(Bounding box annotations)
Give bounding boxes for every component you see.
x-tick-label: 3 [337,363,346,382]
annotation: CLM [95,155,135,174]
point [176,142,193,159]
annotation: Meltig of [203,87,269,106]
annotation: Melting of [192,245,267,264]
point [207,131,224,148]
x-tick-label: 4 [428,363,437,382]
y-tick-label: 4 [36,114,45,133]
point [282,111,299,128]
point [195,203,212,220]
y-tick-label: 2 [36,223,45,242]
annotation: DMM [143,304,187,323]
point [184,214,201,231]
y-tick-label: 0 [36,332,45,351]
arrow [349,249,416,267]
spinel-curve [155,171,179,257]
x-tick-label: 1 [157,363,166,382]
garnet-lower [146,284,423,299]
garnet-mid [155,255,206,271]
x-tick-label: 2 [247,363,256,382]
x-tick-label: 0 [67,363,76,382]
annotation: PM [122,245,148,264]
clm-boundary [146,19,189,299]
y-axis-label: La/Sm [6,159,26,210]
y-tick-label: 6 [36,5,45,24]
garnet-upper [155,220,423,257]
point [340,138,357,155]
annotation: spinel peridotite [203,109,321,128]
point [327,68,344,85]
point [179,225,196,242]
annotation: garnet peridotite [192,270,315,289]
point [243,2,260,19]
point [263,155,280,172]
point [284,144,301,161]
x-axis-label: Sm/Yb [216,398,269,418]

*Stated exercise:* Rename "annotation" to "text-label" throughout the lines above and leave everything else unchanged.

*Final answer:*
Give bounding boxes for every component you see.
x-tick-label: 3 [337,363,346,382]
text-label: CLM [95,155,135,174]
point [176,142,193,159]
text-label: Meltig of [203,87,269,106]
text-label: Melting of [192,245,267,264]
point [207,131,224,148]
x-tick-label: 4 [428,363,437,382]
y-tick-label: 4 [36,114,45,133]
point [282,111,299,128]
point [195,203,212,220]
y-tick-label: 2 [36,223,45,242]
text-label: DMM [143,304,187,323]
point [184,214,201,231]
y-tick-label: 0 [36,332,45,351]
arrow [349,249,416,267]
spinel-curve [155,171,179,257]
x-tick-label: 1 [157,363,166,382]
garnet-lower [146,284,423,299]
garnet-mid [155,255,206,271]
x-tick-label: 2 [247,363,256,382]
x-tick-label: 0 [67,363,76,382]
text-label: PM [122,245,148,264]
clm-boundary [146,19,189,299]
y-axis-label: La/Sm [6,159,26,210]
y-tick-label: 6 [36,5,45,24]
garnet-upper [155,220,423,257]
point [340,138,357,155]
text-label: spinel peridotite [203,109,321,128]
point [327,68,344,85]
point [179,225,196,242]
text-label: garnet peridotite [192,270,315,289]
point [243,2,260,19]
point [263,155,280,172]
point [284,144,301,161]
x-axis-label: Sm/Yb [216,398,269,418]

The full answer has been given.